Set exercise 1:
In the forum thread about older PC hardware, which card was the first graphics card with a fan that one poster got?
Set exercise 2:
Continue the forum thread about older PC hardware, picking up after its final post.

Selected excerpt:
** start **

Anonymous No.12039747 [Report]
I never had any issues with hard drives. Sometimes a game wouldn't work if you had a particular kind of graphics card or something. I remember the first time I got a graphics card with a fan on it, I thought it was super impressive that the graphics card needed its own fan. It was a 9600xt.
Anonymous No.12039751 [Report] >>12039873 >>12040297 >>12040989 >>12040989
>>12039715 (OP)
It was a pain in the ass because you had to set jumpers for IRQs and base addresses on every card (sound, modems network etc) and serial and parallel ports in the BIOS to avoid IRQ conflicts dispite that the cards were cool. IDE was fine, the big boom was when people started fittinng soundcards and CD roms. There were no real hassles around cooling. If you had legacy cards that sill had IRQ jumpers and they went in PnP systems and you did not set things up right you got bluescreens.
Anonymous No.12039759 [Report]
>>12039715 (OP)
TLDR
There was no plug and play.
Shit very often did not play well together because of conflicts ules you moved plastic pegs around on the cards so it was one happy family. Every driver had to be manually installed.
Anonymous No.12039831 [Report]
>>12039715 (OP)
IDE was easy, but you often had to set your hard drive order with jumpers.
Anonymous No.12039869 [Report] >>12040989
Hard drives didn't last pissing time. Lost so many memories to those fuckers.
Anonymous No.12039873 [Report]
>>12039751
The wide range of port specification, RAM types, clock speeds, clock multipliers, and how quickly they and many other compatibility issues of hardware changed was a big headache.

I had forgotten how many versions AGP slots went through until thinking about it just now.

Hardware interoperability improved a lot after the Socket A and Socket 370 era.

** end **

Annotated region listings:
** start **

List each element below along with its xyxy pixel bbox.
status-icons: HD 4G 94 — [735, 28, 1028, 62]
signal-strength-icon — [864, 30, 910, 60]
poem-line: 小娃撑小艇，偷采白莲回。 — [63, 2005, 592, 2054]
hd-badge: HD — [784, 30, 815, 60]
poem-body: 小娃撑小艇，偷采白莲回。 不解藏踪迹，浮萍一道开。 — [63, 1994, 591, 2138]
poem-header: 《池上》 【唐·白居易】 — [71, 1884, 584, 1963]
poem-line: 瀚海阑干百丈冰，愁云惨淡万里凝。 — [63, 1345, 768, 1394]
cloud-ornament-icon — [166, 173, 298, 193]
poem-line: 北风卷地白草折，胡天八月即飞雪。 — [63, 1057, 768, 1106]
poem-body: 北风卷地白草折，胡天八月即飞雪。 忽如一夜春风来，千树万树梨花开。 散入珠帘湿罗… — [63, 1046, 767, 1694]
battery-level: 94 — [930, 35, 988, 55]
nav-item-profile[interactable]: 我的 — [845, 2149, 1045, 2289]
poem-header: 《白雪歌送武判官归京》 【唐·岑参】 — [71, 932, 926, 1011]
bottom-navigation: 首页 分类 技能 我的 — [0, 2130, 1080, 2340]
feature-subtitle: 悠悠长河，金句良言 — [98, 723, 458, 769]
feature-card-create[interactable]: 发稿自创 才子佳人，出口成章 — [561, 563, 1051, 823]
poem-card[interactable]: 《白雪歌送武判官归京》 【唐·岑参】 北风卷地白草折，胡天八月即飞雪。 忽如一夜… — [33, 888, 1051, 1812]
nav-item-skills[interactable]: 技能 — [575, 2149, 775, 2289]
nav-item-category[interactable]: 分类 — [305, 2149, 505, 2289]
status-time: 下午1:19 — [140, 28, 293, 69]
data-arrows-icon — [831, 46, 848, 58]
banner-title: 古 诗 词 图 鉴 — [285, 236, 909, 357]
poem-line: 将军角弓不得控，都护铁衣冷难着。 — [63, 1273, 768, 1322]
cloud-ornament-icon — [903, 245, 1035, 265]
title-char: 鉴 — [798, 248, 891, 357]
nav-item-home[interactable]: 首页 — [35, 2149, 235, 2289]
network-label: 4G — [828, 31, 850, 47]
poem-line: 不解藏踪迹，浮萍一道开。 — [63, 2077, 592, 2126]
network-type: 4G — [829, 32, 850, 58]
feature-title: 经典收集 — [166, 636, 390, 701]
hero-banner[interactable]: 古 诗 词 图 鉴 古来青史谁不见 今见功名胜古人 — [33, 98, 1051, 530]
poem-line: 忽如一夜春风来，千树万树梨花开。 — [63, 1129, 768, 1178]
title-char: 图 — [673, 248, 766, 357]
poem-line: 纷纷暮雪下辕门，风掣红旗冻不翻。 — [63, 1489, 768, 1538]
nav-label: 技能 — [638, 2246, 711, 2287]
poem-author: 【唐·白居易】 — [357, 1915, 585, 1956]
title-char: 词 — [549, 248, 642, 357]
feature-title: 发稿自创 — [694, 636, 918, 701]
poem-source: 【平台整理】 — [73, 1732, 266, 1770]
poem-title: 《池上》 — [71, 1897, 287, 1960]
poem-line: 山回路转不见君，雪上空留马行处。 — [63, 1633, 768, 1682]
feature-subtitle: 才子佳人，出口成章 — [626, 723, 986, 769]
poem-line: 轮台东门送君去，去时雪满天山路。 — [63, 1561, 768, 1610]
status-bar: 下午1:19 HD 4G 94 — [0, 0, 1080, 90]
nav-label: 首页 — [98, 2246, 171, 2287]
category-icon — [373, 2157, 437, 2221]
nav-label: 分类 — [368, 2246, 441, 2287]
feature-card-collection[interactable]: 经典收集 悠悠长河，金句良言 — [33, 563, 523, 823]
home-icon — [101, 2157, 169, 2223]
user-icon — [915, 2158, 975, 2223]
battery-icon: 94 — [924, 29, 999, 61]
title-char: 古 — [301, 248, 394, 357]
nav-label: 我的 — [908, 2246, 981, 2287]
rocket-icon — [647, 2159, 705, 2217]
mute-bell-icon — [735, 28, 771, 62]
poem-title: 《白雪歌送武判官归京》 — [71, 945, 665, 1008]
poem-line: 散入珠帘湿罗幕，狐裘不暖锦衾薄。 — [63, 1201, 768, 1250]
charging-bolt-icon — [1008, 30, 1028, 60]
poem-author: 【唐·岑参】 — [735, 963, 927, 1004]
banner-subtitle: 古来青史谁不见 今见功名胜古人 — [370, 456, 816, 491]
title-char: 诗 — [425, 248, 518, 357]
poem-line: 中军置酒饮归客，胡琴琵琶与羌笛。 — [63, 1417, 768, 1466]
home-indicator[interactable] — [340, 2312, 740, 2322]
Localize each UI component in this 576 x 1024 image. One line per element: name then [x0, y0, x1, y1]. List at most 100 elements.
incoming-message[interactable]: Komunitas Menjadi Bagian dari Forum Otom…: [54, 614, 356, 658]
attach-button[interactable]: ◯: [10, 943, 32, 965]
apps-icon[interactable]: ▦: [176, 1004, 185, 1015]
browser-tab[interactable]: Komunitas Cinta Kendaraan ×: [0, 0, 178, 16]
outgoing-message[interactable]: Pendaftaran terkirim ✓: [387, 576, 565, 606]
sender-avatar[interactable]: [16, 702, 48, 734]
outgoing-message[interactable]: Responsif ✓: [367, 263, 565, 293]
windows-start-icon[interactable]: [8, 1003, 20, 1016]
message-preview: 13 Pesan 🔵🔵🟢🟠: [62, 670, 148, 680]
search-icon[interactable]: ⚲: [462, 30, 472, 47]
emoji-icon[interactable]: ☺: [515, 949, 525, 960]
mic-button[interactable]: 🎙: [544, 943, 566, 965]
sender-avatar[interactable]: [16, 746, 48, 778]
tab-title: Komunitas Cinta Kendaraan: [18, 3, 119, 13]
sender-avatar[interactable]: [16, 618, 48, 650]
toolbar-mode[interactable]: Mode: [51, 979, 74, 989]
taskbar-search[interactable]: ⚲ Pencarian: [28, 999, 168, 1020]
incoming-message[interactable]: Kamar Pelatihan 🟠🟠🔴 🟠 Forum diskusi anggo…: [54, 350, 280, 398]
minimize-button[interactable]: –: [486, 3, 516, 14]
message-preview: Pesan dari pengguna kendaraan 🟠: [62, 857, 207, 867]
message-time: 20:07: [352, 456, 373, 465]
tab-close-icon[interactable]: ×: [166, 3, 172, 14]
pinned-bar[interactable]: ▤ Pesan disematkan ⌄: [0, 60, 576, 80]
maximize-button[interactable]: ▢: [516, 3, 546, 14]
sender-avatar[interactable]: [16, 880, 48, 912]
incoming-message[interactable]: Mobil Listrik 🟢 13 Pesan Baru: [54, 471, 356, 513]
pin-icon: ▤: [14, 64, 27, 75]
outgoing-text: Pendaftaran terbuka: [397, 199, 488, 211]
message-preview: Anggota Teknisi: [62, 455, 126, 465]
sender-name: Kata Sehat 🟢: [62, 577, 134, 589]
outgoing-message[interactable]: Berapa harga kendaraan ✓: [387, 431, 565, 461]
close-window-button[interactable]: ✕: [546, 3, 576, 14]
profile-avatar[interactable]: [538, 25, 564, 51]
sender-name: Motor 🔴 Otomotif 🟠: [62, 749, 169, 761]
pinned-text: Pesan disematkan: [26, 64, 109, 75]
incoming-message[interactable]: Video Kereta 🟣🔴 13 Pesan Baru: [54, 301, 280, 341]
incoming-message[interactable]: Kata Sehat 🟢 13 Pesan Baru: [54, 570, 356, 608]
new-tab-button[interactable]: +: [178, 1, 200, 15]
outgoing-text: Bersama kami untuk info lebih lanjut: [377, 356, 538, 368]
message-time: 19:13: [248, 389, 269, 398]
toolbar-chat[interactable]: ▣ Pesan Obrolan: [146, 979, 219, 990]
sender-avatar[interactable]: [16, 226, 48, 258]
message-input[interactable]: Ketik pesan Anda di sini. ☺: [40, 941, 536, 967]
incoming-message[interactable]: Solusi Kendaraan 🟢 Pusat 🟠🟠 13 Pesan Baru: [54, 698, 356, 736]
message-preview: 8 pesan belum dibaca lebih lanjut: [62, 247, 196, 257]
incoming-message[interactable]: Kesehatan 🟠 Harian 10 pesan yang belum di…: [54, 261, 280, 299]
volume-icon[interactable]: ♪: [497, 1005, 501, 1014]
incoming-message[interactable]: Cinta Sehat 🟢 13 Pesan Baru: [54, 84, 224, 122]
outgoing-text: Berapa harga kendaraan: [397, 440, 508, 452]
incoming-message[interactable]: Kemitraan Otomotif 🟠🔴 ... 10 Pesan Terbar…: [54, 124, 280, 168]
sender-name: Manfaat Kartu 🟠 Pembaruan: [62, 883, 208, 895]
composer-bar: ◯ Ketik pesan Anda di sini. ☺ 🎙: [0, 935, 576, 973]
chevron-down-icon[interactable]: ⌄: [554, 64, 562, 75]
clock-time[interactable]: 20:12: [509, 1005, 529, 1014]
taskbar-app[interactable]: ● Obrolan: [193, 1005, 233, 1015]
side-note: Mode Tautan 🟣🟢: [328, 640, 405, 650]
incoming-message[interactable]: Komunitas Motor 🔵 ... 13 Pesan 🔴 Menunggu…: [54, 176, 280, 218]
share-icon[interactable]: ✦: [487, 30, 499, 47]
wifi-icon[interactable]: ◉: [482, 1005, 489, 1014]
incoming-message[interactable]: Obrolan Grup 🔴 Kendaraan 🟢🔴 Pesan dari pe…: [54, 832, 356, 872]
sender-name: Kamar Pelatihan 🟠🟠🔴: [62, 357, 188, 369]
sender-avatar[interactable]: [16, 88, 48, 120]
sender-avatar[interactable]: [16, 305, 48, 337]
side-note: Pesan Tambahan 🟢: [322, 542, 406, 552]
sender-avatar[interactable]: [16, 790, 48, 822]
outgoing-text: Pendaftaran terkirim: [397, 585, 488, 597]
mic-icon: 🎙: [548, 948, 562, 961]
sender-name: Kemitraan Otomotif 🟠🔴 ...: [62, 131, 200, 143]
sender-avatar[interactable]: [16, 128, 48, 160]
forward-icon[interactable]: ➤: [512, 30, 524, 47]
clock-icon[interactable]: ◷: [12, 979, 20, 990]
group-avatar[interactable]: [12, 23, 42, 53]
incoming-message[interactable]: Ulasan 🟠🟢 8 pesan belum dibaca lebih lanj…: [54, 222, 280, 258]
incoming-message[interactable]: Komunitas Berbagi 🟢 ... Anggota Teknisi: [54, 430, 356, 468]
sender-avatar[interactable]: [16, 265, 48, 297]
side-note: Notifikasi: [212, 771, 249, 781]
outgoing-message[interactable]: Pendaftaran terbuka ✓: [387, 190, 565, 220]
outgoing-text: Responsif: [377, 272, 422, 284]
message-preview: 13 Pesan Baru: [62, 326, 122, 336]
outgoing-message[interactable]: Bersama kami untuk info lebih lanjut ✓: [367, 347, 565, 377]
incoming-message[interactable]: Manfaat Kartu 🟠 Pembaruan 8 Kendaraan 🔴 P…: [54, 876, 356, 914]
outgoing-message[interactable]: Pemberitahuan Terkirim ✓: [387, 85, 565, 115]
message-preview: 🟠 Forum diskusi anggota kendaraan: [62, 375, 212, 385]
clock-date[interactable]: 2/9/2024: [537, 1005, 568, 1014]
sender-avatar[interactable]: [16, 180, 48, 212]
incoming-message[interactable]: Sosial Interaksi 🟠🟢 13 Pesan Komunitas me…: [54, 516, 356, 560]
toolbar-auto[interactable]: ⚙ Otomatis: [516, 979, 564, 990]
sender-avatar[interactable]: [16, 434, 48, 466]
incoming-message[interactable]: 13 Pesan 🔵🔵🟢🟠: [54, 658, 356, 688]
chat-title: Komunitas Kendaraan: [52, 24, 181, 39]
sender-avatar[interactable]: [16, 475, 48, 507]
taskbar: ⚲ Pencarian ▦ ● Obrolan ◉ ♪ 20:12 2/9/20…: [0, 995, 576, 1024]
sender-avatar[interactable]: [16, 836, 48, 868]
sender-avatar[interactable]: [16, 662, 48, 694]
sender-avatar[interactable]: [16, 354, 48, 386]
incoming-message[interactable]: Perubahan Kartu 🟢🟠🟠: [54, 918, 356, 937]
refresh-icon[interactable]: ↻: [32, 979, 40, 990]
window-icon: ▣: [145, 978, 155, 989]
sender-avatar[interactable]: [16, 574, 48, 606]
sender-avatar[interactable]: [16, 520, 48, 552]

** end **

Task response 1:
A 9600xt.

Task response 2:
Anonymous No.12040297 [Report] >>12040324
>>12039751
Microsoft utterly hated the idea of hardwired allocators, and wanted them gone as quickly as possible.
Jumpers/switches for IRQ/DMA config were the main target of the PnP spec.
Can't say I disagree, they were a massive annoyance.
Anonymous No.12040324 [Report] >>12040959
>>12040297
>Can't say I disagree, they were a massive annoyance.
It bears pointing out to anyone not part of the era that it wasn't a simple case of making sure everything had its own IRQ and DMA channel. What you could set them to was limited by first the card design, you might want to set your sound card to 11 but you probably can't and even if you could chances are half your games simply wouldn't let you configure them to support it.
Not only that but the number determined the pecking order for priority. Sound blasters were latency sensitive what with being cheapshit DACs with no real buffering so if you have it set to IRQ7, it'll be pre-empted by anything on IRQ5 more often leading to audio dropouts. If you move your parallel port to 7 and use 5 you'll get better audio but now your parallel port printer/scanner/zip drive gets slightly less reliable due to shitty race conditions in software.
Things got better when DOS/win9x went away and windows got a kernel more suitable for timely interrupt handling. And then with the advent of USB many devices went polling rather than interrupt driven and sound cards operated with RAM buffers that kind blew out the latency, but it was generally preferred to pops.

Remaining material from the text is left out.